> BRIEF: Tally the lines below that contain "precipitation". The number is the whole answer.

Data entries
····················
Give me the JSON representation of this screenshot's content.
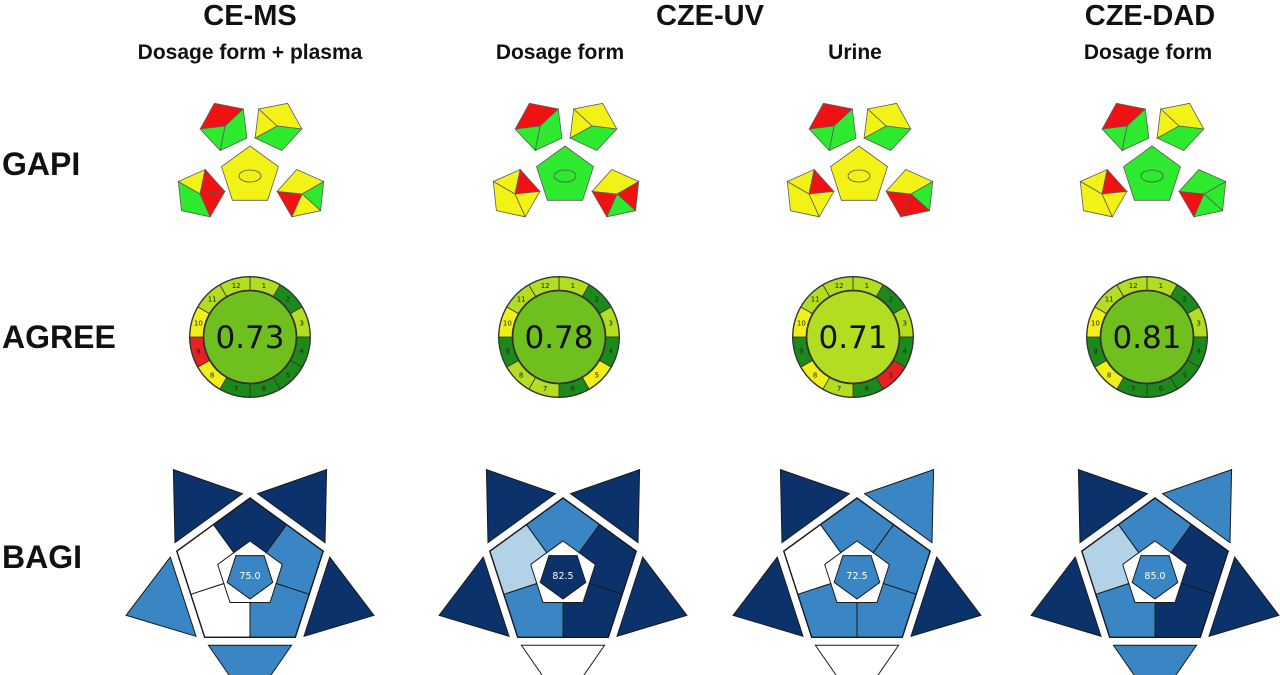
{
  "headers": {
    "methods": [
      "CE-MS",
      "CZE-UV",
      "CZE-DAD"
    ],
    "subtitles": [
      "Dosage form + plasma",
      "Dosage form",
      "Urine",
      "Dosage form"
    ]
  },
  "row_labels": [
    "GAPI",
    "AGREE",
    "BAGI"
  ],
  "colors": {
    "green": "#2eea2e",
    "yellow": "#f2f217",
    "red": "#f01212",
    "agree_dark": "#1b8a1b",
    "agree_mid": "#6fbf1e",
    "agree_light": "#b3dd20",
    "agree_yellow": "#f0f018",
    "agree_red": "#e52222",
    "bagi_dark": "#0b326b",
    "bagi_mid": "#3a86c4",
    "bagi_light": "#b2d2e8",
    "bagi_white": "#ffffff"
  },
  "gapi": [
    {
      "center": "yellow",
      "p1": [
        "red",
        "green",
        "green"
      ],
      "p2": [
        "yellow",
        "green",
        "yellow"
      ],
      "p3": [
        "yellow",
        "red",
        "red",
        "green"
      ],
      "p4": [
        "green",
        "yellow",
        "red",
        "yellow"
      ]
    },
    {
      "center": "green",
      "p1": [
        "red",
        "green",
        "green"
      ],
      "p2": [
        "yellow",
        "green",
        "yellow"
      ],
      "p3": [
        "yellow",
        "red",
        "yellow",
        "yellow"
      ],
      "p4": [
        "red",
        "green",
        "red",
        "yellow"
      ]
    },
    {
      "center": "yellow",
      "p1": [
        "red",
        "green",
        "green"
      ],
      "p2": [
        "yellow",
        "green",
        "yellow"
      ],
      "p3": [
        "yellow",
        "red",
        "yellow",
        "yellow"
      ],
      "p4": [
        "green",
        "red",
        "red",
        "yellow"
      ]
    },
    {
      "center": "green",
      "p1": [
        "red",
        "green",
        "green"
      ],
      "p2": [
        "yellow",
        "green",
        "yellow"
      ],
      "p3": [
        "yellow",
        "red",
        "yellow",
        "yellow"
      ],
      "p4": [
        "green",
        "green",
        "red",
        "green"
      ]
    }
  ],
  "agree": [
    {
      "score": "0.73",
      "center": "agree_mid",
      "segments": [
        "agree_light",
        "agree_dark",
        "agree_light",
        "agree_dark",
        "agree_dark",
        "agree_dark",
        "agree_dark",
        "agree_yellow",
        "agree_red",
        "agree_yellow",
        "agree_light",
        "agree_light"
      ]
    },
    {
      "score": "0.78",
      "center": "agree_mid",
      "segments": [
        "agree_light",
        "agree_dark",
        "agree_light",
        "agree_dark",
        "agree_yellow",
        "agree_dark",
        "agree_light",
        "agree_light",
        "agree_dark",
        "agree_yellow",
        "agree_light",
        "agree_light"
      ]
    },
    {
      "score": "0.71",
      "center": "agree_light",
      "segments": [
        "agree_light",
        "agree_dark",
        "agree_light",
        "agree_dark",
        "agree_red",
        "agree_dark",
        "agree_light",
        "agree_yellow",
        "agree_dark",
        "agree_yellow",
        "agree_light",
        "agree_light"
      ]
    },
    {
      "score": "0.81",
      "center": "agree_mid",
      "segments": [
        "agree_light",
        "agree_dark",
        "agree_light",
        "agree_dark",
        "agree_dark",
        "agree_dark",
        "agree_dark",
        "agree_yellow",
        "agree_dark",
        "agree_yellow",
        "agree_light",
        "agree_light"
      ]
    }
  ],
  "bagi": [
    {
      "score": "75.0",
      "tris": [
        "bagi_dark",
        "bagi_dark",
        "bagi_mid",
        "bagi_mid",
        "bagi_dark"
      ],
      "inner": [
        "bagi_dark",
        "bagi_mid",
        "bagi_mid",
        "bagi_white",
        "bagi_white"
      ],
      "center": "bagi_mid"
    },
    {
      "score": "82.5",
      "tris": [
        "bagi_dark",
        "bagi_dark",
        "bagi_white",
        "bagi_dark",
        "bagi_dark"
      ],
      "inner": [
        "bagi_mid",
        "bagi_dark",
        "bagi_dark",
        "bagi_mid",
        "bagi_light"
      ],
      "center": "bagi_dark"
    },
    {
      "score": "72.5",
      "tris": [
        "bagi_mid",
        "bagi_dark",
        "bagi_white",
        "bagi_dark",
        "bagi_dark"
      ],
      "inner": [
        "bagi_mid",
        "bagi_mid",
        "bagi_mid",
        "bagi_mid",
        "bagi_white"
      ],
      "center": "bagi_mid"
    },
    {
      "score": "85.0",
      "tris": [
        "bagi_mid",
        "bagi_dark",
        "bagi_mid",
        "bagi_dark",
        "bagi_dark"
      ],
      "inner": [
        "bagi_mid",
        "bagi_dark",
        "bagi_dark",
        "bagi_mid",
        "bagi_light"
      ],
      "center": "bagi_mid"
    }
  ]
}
····················
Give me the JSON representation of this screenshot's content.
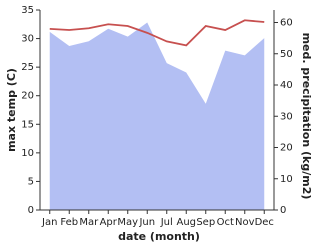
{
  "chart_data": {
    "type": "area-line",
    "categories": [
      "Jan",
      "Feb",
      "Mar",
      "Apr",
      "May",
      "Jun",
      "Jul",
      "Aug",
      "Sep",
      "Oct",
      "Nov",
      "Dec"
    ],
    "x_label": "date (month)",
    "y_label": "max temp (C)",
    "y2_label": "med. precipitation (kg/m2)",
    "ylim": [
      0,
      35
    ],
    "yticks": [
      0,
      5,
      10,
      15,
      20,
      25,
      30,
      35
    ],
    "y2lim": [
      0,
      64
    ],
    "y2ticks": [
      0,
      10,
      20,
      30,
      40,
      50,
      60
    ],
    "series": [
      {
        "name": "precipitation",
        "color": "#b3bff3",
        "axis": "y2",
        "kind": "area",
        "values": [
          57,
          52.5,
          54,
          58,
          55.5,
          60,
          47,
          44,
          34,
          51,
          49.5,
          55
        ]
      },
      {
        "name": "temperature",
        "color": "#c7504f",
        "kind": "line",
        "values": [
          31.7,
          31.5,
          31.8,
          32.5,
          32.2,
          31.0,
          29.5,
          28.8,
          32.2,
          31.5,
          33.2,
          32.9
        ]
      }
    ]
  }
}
····················
> COMPLETED TASK: 2